* Written instruction
Output every line exactly as written. Leave out pictures.

* Supplied records
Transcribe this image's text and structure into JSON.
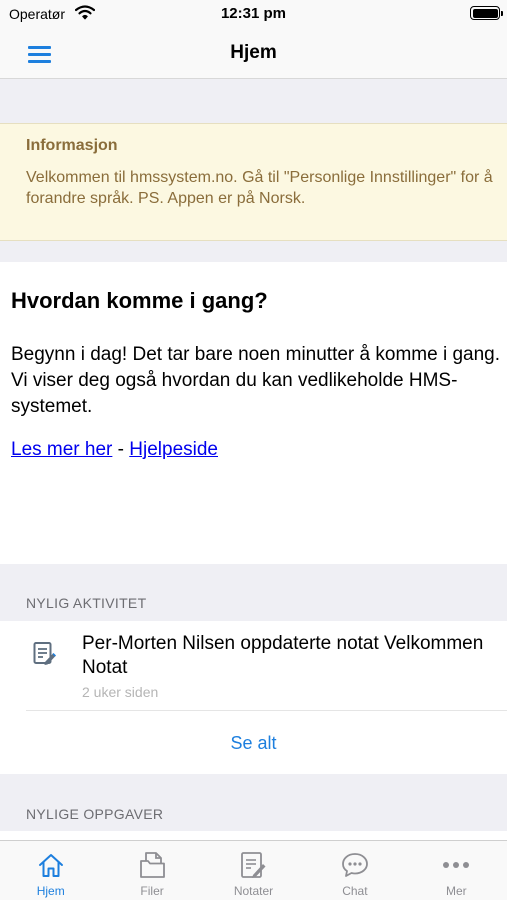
{
  "status_bar": {
    "carrier": "Operatør",
    "time": "12:31 pm",
    "wifi_icon": "wifi-icon",
    "battery_icon": "battery-icon"
  },
  "nav": {
    "title": "Hjem",
    "menu_icon": "hamburger-menu-icon"
  },
  "info": {
    "title": "Informasjon",
    "text": "Velkommen til hmssystem.no. Gå til \"Personlige Innstillinger\" for å forandre språk. PS. Appen er på Norsk."
  },
  "getting_started": {
    "title": "Hvordan komme i gang?",
    "body": "Begynn i dag! Det tar bare noen minutter å komme i gang. Vi viser deg også hvordan du kan vedlikeholde HMS-systemet.",
    "link_read_more": "Les mer her",
    "separator": "-",
    "link_help": "Hjelpeside"
  },
  "recent_activity": {
    "header": "NYLIG AKTIVITET",
    "items": [
      {
        "icon": "edit-note-icon",
        "title": "Per-Morten Nilsen oppdaterte notat Velkommen Notat",
        "time": "2 uker siden"
      }
    ],
    "see_all": "Se alt"
  },
  "recent_tasks": {
    "header": "NYLIGE OPPGAVER"
  },
  "tabs": [
    {
      "label": "Hjem",
      "icon": "home-icon",
      "active": true
    },
    {
      "label": "Filer",
      "icon": "files-icon",
      "active": false
    },
    {
      "label": "Notater",
      "icon": "notes-icon",
      "active": false
    },
    {
      "label": "Chat",
      "icon": "chat-icon",
      "active": false
    },
    {
      "label": "Mer",
      "icon": "more-icon",
      "active": false
    }
  ],
  "colors": {
    "accent": "#1d7fde",
    "info_background": "#fcf8e1",
    "info_text": "#8a6d3b",
    "link": "#0000ee",
    "background": "#efeff4"
  }
}
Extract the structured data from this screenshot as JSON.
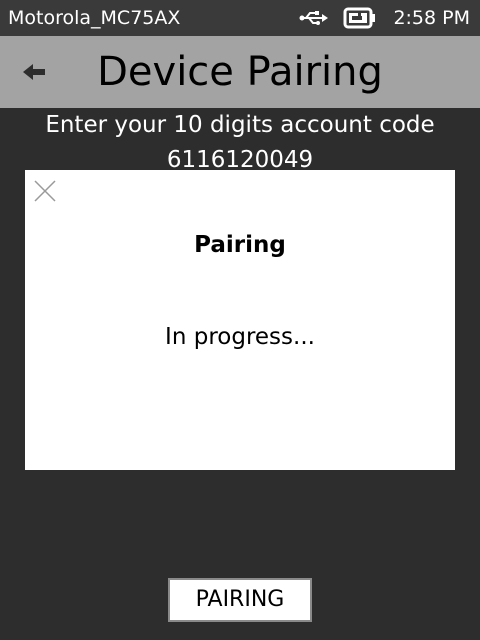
{
  "status_bar": {
    "device_name": "Motorola_MC75AX",
    "time": "2:58 PM",
    "icons": [
      "usb-icon",
      "battery-charging-icon"
    ]
  },
  "header": {
    "title": "Device Pairing",
    "back_icon": "back-arrow-icon"
  },
  "main": {
    "instruction": "Enter your 10 digits account code",
    "account_code": "6116120049"
  },
  "dialog": {
    "close_icon": "close-icon",
    "title": "Pairing",
    "message": "In progress..."
  },
  "footer": {
    "pairing_button_label": "PAIRING"
  },
  "colors": {
    "background": "#2d2d2d",
    "status_bar": "#3a3a3a",
    "title_bar": "#a3a3a3",
    "dialog": "#ffffff",
    "text_light": "#ffffff",
    "text_dark": "#000000"
  }
}
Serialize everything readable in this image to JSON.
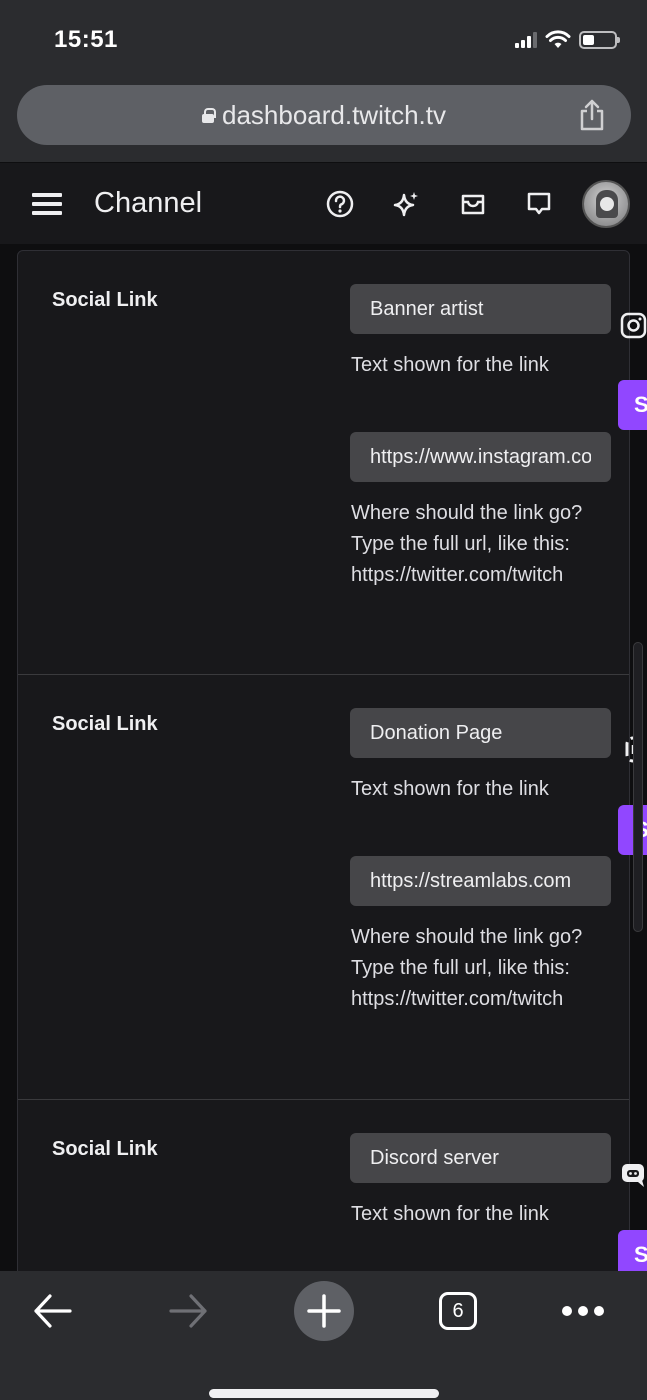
{
  "status_bar": {
    "time": "15:51",
    "signal_bars": 3,
    "battery_level_percent": 35
  },
  "browser": {
    "url": "dashboard.twitch.tv",
    "secure_icon": "lock-icon",
    "share_icon": "share-icon",
    "toolbar": {
      "back_icon": "arrow-left-icon",
      "forward_icon": "arrow-right-icon",
      "new_tab_icon": "plus-icon",
      "tab_count": "6",
      "more_icon": "ellipsis-icon"
    }
  },
  "header": {
    "menu_icon": "hamburger-icon",
    "title": "Channel",
    "icons": [
      "help-icon",
      "sparkle-icon",
      "inbox-icon",
      "whispers-icon"
    ],
    "avatar": "user-avatar"
  },
  "social_links": [
    {
      "label": "Social Link",
      "title_value": "Banner artist",
      "title_help": "Text shown for the link",
      "url_value": "https://www.instagram.com",
      "url_help": "Where should the link go? Type the full url, like this: https://twitter.com/twitch",
      "preview_icon": "instagram-icon",
      "preview_button": "S"
    },
    {
      "label": "Social Link",
      "title_value": "Donation Page",
      "title_help": "Text shown for the link",
      "url_value": "https://streamlabs.com",
      "url_help": "Where should the link go? Type the full url, like this: https://twitter.com/twitch",
      "preview_icon": "link-icon",
      "preview_button": "S"
    },
    {
      "label": "Social Link",
      "title_value": "Discord server",
      "title_help": "Text shown for the link",
      "preview_icon": "discord-icon",
      "preview_button": "S"
    }
  ],
  "colors": {
    "accent": "#9147ff",
    "background": "#0e0e10",
    "card": "#18181b",
    "input": "#464649"
  }
}
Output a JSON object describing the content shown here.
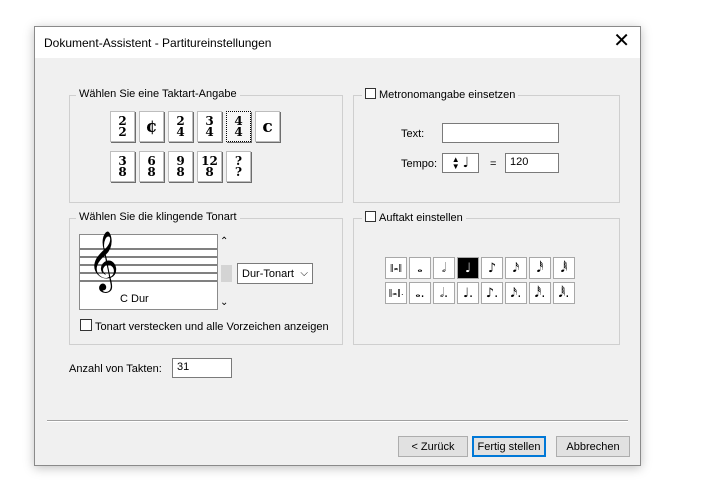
{
  "window": {
    "title": "Dokument-Assistent - Partitureinstellungen",
    "close_glyph": "✕"
  },
  "time_signature": {
    "legend": "Wählen Sie eine Taktart-Angabe",
    "row1": [
      {
        "num": "2",
        "den": "2"
      },
      {
        "symbol": "¢"
      },
      {
        "num": "2",
        "den": "4"
      },
      {
        "num": "3",
        "den": "4"
      },
      {
        "num": "4",
        "den": "4",
        "selected": true
      },
      {
        "symbol": "c"
      }
    ],
    "row2": [
      {
        "num": "3",
        "den": "8"
      },
      {
        "num": "6",
        "den": "8"
      },
      {
        "num": "9",
        "den": "8"
      },
      {
        "num": "12",
        "den": "8"
      },
      {
        "num": "?",
        "den": "?"
      }
    ]
  },
  "metronome": {
    "checkbox_label": "Metronomangabe einsetzen",
    "checked": false,
    "text_label": "Text:",
    "text_value": "",
    "tempo_label": "Tempo:",
    "equals": "=",
    "tempo_value": "120"
  },
  "key": {
    "legend": "Wählen Sie die klingende Tonart",
    "clef_glyph": "𝄞",
    "key_name": "C Dur",
    "mode_dropdown": "Dur-Tonart",
    "hide_checkbox_label": "Tonart verstecken und alle Vorzeichen anzeigen",
    "hide_checked": false
  },
  "pickup": {
    "checkbox_label": "Auftakt einstellen",
    "checked": false,
    "row1": [
      "‖𝅜‖",
      "𝅝",
      "𝅗𝅥",
      "♩",
      "♪",
      "𝅘𝅥𝅯",
      "𝅘𝅥𝅰",
      "𝅘𝅥𝅱"
    ],
    "row2": [
      "‖𝅜‖.",
      "𝅝.",
      "𝅗𝅥.",
      "♩.",
      "♪.",
      "𝅘𝅥𝅯.",
      "𝅘𝅥𝅰.",
      "𝅘𝅥𝅱."
    ],
    "selected_index": 3
  },
  "measures": {
    "label": "Anzahl von Takten:",
    "value": "31"
  },
  "buttons": {
    "back": "< Zurück",
    "finish": "Fertig stellen",
    "cancel": "Abbrechen"
  }
}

* Result for this exercise
Transcribe this image's text and structure into JSON.
{
  "status_bar": {
    "carrier": "Operatør",
    "time": "12:31 pm",
    "wifi_icon": "wifi-icon",
    "battery_icon": "battery-icon"
  },
  "nav": {
    "title": "Hjem",
    "menu_icon": "hamburger-menu-icon"
  },
  "info": {
    "title": "Informasjon",
    "text": "Velkommen til hmssystem.no. Gå til \"Personlige Innstillinger\" for å forandre språk. PS. Appen er på Norsk."
  },
  "getting_started": {
    "title": "Hvordan komme i gang?",
    "body": "Begynn i dag! Det tar bare noen minutter å komme i gang. Vi viser deg også hvordan du kan vedlikeholde HMS-systemet.",
    "link_read_more": "Les mer her",
    "separator": "-",
    "link_help": "Hjelpeside"
  },
  "recent_activity": {
    "header": "NYLIG AKTIVITET",
    "items": [
      {
        "icon": "edit-note-icon",
        "title": "Per-Morten Nilsen oppdaterte notat Velkommen Notat",
        "time": "2 uker siden"
      }
    ],
    "see_all": "Se alt"
  },
  "recent_tasks": {
    "header": "NYLIGE OPPGAVER"
  },
  "tabs": [
    {
      "label": "Hjem",
      "icon": "home-icon",
      "active": true
    },
    {
      "label": "Filer",
      "icon": "files-icon",
      "active": false
    },
    {
      "label": "Notater",
      "icon": "notes-icon",
      "active": false
    },
    {
      "label": "Chat",
      "icon": "chat-icon",
      "active": false
    },
    {
      "label": "Mer",
      "icon": "more-icon",
      "active": false
    }
  ],
  "colors": {
    "accent": "#1d7fde",
    "info_background": "#fcf8e1",
    "info_text": "#8a6d3b",
    "link": "#0000ee",
    "background": "#efeff4"
  }
}
Extract the structured data from this screenshot as JSON.
{
  "status_bar": {
    "device_name": "Motorola_MC75AX",
    "time": "2:58 PM",
    "icons": [
      "usb-icon",
      "battery-charging-icon"
    ]
  },
  "header": {
    "title": "Device Pairing",
    "back_icon": "back-arrow-icon"
  },
  "main": {
    "instruction": "Enter your 10 digits account code",
    "account_code": "6116120049"
  },
  "dialog": {
    "close_icon": "close-icon",
    "title": "Pairing",
    "message": "In progress..."
  },
  "footer": {
    "pairing_button_label": "PAIRING"
  },
  "colors": {
    "background": "#2d2d2d",
    "status_bar": "#3a3a3a",
    "title_bar": "#a3a3a3",
    "dialog": "#ffffff",
    "text_light": "#ffffff",
    "text_dark": "#000000"
  }
}
Serialize everything readable in this image to JSON.
{
  "status_bar": {
    "time": "15:51",
    "signal_bars": 3,
    "battery_level_percent": 35
  },
  "browser": {
    "url": "dashboard.twitch.tv",
    "secure_icon": "lock-icon",
    "share_icon": "share-icon",
    "toolbar": {
      "back_icon": "arrow-left-icon",
      "forward_icon": "arrow-right-icon",
      "new_tab_icon": "plus-icon",
      "tab_count": "6",
      "more_icon": "ellipsis-icon"
    }
  },
  "header": {
    "menu_icon": "hamburger-icon",
    "title": "Channel",
    "icons": [
      "help-icon",
      "sparkle-icon",
      "inbox-icon",
      "whispers-icon"
    ],
    "avatar": "user-avatar"
  },
  "social_links": [
    {
      "label": "Social Link",
      "title_value": "Banner artist",
      "title_help": "Text shown for the link",
      "url_value": "https://www.instagram.com",
      "url_help": "Where should the link go? Type the full url, like this: https://twitter.com/twitch",
      "preview_icon": "instagram-icon",
      "preview_button": "S"
    },
    {
      "label": "Social Link",
      "title_value": "Donation Page",
      "title_help": "Text shown for the link",
      "url_value": "https://streamlabs.com",
      "url_help": "Where should the link go? Type the full url, like this: https://twitter.com/twitch",
      "preview_icon": "link-icon",
      "preview_button": "S"
    },
    {
      "label": "Social Link",
      "title_value": "Discord server",
      "title_help": "Text shown for the link",
      "preview_icon": "discord-icon",
      "preview_button": "S"
    }
  ],
  "colors": {
    "accent": "#9147ff",
    "background": "#0e0e10",
    "card": "#18181b",
    "input": "#464649"
  }
}
Output a JSON object describing the content shown here.
{
  "window": {
    "title": "Dokument-Assistent - Partitureinstellungen",
    "close_glyph": "✕"
  },
  "time_signature": {
    "legend": "Wählen Sie eine Taktart-Angabe",
    "row1": [
      {
        "num": "2",
        "den": "2"
      },
      {
        "symbol": "¢"
      },
      {
        "num": "2",
        "den": "4"
      },
      {
        "num": "3",
        "den": "4"
      },
      {
        "num": "4",
        "den": "4",
        "selected": true
      },
      {
        "symbol": "c"
      }
    ],
    "row2": [
      {
        "num": "3",
        "den": "8"
      },
      {
        "num": "6",
        "den": "8"
      },
      {
        "num": "9",
        "den": "8"
      },
      {
        "num": "12",
        "den": "8"
      },
      {
        "num": "?",
        "den": "?"
      }
    ]
  },
  "metronome": {
    "checkbox_label": "Metronomangabe einsetzen",
    "checked": false,
    "text_label": "Text:",
    "text_value": "",
    "tempo_label": "Tempo:",
    "equals": "=",
    "tempo_value": "120"
  },
  "key": {
    "legend": "Wählen Sie die klingende Tonart",
    "clef_glyph": "𝄞",
    "key_name": "C Dur",
    "mode_dropdown": "Dur-Tonart",
    "hide_checkbox_label": "Tonart verstecken und alle Vorzeichen anzeigen",
    "hide_checked": false
  },
  "pickup": {
    "checkbox_label": "Auftakt einstellen",
    "checked": false,
    "row1": [
      "‖𝅜‖",
      "𝅝",
      "𝅗𝅥",
      "♩",
      "♪",
      "𝅘𝅥𝅯",
      "𝅘𝅥𝅰",
      "𝅘𝅥𝅱"
    ],
    "row2": [
      "‖𝅜‖.",
      "𝅝.",
      "𝅗𝅥.",
      "♩.",
      "♪.",
      "𝅘𝅥𝅯.",
      "𝅘𝅥𝅰.",
      "𝅘𝅥𝅱."
    ],
    "selected_index": 3
  },
  "measures": {
    "label": "Anzahl von Takten:",
    "value": "31"
  },
  "buttons": {
    "back": "< Zurück",
    "finish": "Fertig stellen",
    "cancel": "Abbrechen"
  }
}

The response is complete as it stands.